_EXERCISE_
Collect each line of the entries that holds the string "JSON".

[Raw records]
#####

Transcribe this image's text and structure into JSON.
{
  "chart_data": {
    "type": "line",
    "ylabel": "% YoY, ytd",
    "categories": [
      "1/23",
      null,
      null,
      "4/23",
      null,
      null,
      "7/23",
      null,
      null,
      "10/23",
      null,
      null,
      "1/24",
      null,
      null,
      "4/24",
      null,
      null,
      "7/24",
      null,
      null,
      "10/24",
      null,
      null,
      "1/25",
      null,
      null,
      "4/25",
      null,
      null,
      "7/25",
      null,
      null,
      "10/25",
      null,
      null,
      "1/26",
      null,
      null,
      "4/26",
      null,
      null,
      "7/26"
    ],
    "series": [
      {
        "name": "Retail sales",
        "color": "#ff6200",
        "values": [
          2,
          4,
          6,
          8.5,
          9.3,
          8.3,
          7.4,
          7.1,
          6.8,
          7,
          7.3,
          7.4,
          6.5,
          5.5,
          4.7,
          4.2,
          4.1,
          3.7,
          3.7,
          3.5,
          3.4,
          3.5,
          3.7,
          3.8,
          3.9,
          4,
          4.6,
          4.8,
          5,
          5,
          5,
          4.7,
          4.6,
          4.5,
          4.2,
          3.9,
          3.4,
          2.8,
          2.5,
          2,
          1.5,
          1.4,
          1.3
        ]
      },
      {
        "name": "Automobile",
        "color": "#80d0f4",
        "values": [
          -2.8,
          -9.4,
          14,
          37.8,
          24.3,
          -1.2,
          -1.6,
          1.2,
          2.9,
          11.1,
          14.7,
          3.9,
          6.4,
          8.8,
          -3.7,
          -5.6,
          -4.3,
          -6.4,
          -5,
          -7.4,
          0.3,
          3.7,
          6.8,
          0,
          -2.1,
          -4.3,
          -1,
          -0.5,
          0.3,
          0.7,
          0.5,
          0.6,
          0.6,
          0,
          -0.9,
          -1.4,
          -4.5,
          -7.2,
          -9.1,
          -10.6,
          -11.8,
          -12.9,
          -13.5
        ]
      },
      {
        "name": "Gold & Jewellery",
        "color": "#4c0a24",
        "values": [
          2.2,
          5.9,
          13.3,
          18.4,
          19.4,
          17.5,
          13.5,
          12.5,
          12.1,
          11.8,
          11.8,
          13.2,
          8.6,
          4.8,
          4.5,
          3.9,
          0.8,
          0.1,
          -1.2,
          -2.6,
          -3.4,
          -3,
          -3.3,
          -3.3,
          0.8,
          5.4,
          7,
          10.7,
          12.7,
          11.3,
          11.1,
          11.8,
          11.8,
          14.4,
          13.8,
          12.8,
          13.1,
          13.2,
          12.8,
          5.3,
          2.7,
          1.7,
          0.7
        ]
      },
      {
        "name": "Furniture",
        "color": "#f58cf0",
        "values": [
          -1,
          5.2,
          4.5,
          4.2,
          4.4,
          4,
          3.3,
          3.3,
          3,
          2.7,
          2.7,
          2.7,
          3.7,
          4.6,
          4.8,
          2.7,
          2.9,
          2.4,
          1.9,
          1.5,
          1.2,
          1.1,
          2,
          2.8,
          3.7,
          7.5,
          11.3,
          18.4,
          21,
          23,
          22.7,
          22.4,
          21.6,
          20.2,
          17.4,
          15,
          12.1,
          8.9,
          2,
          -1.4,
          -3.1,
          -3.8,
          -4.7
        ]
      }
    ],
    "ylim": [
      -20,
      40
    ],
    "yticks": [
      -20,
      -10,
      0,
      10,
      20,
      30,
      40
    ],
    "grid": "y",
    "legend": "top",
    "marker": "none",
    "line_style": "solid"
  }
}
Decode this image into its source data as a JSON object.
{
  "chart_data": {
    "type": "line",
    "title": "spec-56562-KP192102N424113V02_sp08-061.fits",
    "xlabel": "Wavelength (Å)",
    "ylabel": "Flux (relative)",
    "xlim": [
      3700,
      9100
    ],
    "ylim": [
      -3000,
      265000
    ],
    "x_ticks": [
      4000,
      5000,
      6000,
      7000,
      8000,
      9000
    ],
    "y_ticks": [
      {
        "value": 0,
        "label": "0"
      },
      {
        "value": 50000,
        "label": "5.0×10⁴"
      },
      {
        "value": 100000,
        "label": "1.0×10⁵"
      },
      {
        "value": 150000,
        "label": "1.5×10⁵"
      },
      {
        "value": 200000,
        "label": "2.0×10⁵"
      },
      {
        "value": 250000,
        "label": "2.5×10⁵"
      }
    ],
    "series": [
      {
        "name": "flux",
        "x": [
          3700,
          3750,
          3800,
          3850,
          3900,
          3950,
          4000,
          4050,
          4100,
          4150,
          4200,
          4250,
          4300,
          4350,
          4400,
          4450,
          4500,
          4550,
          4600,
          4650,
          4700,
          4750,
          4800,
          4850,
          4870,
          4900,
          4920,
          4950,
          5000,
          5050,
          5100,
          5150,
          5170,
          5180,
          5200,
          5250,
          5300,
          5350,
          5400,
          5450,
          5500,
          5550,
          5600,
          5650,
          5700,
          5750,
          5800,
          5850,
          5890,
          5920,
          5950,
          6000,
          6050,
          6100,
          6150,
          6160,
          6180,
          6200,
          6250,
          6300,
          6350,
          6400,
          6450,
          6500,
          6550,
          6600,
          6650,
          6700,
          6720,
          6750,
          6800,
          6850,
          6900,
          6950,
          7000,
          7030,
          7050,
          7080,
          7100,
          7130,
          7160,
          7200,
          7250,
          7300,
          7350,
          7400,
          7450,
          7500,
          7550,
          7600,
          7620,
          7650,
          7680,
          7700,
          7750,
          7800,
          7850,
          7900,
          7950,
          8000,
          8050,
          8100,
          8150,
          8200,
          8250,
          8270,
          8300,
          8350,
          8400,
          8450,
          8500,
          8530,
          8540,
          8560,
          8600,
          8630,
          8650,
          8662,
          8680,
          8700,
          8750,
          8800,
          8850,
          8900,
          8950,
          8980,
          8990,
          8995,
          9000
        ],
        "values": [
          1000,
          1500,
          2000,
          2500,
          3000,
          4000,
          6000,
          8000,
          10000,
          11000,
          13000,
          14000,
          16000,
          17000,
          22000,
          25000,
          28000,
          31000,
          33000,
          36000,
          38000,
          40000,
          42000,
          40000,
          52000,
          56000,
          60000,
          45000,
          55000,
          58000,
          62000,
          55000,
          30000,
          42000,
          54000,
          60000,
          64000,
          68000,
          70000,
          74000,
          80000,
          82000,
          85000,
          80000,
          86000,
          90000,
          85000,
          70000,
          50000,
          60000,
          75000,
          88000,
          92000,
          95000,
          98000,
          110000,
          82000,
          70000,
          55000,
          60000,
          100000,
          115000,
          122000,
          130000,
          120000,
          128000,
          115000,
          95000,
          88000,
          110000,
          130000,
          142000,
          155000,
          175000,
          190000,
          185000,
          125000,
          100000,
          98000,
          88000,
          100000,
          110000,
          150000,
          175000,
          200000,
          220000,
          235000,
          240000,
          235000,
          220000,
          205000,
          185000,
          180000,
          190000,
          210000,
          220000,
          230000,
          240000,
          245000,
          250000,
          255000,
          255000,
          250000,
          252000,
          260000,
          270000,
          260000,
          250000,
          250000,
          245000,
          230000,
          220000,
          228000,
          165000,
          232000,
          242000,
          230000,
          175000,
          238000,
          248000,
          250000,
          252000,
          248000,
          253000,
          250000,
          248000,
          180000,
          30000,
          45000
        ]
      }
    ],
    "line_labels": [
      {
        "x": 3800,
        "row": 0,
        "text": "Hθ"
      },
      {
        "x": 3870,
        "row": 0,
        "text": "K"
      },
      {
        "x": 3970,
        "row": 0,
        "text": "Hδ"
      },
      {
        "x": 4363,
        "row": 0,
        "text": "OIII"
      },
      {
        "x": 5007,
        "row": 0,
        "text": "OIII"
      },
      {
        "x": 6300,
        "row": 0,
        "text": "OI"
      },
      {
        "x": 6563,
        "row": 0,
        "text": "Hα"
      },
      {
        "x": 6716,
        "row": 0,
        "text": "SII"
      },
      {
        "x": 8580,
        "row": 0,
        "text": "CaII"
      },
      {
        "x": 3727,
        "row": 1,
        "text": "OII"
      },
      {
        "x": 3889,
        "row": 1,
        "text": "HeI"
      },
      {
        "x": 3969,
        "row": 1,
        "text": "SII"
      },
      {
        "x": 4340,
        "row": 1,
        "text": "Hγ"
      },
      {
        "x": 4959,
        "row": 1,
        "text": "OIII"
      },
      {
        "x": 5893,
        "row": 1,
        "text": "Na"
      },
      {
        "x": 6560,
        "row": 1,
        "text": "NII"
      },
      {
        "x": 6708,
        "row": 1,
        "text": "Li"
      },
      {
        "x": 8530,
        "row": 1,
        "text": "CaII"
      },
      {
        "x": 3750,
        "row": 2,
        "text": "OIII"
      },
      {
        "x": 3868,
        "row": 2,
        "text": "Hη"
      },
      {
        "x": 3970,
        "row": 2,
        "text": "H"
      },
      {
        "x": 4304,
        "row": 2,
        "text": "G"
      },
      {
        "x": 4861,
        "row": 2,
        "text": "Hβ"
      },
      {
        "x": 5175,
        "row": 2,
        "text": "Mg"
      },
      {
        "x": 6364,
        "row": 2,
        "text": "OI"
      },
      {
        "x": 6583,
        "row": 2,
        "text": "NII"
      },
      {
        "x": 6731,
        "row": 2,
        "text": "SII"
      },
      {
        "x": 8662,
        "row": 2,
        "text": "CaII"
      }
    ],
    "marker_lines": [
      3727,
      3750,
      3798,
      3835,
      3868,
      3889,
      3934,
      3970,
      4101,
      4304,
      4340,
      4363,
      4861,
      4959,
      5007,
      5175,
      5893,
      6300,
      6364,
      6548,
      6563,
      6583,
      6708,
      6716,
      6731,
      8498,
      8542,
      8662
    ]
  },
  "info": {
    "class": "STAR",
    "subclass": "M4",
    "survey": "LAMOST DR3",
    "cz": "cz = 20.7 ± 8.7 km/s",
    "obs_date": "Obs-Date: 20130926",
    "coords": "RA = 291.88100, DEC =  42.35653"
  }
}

#####

_SOLUTION FOR THIS TASK_
Transcribe this image's text and structure into JSON.
Decode this image into its source data as a JSON object.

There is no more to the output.